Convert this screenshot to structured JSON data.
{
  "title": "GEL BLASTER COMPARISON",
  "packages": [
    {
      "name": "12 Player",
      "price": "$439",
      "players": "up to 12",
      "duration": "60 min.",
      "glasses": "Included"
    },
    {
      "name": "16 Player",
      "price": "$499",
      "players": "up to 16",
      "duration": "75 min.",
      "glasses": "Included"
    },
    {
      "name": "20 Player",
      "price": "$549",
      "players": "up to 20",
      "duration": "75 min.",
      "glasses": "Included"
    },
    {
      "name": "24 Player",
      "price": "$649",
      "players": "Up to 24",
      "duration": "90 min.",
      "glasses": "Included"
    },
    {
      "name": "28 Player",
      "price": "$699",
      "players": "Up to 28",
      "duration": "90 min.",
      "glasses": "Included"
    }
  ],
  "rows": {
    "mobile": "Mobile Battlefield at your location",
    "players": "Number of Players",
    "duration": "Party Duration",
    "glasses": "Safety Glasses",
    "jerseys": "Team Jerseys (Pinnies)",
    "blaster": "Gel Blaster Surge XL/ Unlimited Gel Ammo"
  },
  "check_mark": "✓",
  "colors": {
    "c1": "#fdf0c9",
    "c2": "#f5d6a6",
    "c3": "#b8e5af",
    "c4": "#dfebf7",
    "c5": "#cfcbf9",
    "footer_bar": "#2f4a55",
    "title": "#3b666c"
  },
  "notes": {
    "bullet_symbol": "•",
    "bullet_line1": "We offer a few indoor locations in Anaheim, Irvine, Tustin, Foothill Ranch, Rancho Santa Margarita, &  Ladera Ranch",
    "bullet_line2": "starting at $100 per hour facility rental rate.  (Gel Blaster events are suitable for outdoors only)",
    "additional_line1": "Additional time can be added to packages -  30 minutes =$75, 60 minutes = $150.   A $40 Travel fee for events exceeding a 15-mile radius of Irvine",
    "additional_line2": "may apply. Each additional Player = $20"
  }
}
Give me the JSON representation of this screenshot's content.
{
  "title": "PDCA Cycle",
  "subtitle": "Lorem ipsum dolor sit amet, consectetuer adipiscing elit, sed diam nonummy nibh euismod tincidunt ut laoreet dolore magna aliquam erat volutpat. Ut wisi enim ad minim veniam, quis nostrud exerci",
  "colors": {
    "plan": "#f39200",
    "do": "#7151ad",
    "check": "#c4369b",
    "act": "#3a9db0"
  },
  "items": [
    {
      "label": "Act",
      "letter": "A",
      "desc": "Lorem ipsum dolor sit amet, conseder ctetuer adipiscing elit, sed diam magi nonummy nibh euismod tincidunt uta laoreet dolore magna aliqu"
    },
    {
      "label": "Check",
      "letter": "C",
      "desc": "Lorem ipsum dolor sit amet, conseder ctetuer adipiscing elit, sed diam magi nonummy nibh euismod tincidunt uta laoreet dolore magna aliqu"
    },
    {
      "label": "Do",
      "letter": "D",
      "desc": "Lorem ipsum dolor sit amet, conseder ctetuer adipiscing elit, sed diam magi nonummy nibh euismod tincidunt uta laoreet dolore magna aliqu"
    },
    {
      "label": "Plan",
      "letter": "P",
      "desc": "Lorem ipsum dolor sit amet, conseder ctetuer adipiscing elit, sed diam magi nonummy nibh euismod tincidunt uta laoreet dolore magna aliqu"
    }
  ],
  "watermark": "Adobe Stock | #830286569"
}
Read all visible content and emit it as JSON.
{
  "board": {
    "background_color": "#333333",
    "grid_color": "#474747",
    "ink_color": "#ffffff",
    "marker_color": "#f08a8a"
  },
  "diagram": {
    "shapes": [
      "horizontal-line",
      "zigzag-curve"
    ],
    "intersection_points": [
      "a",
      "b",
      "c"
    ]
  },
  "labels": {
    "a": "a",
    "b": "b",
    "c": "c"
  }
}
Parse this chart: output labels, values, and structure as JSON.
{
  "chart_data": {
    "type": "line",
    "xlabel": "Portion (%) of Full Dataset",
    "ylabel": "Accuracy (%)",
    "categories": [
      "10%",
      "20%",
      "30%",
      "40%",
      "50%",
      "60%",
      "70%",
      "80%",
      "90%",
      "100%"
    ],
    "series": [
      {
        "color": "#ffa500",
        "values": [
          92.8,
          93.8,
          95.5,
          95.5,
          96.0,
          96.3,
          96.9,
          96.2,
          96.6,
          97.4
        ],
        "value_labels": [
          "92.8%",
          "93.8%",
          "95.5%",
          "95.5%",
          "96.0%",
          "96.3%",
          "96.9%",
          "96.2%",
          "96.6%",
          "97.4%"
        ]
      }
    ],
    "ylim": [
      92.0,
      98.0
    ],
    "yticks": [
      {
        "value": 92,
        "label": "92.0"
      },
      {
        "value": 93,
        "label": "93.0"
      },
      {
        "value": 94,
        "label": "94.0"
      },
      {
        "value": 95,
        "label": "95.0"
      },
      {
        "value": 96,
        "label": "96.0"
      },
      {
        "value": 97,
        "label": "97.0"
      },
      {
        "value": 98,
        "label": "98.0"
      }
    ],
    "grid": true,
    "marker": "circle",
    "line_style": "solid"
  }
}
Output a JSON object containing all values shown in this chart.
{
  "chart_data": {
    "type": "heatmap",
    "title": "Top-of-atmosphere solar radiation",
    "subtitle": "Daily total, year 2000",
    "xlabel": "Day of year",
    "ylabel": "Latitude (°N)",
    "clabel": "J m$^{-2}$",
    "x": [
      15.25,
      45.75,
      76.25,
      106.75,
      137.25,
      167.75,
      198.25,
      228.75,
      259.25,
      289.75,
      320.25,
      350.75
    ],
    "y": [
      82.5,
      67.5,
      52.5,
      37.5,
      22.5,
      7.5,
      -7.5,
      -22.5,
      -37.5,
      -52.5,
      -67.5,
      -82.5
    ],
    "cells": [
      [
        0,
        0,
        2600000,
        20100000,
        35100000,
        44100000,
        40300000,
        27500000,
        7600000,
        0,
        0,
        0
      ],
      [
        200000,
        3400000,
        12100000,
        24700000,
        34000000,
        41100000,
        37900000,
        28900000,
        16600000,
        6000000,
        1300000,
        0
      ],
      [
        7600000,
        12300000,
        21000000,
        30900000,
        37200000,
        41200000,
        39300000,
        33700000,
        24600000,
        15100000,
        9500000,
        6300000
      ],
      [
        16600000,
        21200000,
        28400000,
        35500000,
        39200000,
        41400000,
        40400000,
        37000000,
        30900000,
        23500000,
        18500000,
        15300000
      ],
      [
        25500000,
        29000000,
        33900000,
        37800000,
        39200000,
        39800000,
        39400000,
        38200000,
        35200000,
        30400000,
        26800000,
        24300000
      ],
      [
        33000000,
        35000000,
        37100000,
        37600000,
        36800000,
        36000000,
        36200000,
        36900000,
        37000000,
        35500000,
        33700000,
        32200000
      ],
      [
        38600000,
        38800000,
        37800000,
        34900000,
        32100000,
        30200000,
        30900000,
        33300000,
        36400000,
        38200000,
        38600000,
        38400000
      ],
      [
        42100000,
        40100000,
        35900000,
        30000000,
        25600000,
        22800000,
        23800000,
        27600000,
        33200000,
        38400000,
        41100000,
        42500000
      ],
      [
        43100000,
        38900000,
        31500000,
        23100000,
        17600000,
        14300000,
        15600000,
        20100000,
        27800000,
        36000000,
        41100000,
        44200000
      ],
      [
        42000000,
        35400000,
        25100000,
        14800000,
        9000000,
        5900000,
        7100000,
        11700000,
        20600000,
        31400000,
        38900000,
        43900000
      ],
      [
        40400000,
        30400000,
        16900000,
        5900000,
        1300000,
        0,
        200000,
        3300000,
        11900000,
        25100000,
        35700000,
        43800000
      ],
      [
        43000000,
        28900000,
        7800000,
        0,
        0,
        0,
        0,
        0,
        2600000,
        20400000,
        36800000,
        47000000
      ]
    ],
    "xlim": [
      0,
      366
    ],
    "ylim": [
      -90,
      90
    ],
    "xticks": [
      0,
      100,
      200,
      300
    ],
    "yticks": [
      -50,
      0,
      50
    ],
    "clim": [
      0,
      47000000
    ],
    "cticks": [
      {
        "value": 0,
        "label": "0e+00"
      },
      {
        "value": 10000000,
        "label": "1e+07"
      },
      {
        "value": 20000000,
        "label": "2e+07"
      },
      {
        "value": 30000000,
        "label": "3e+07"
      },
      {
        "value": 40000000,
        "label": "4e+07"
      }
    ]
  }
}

※ ※ ※

Task objective => Look through the entries and find each line that has the string "name". Copy those lines.

Task result =>
      "name": "12 Player",
      "name": "16 Player",
      "name": "20 Player",
      "name": "24 Player",
      "name": "28 Player",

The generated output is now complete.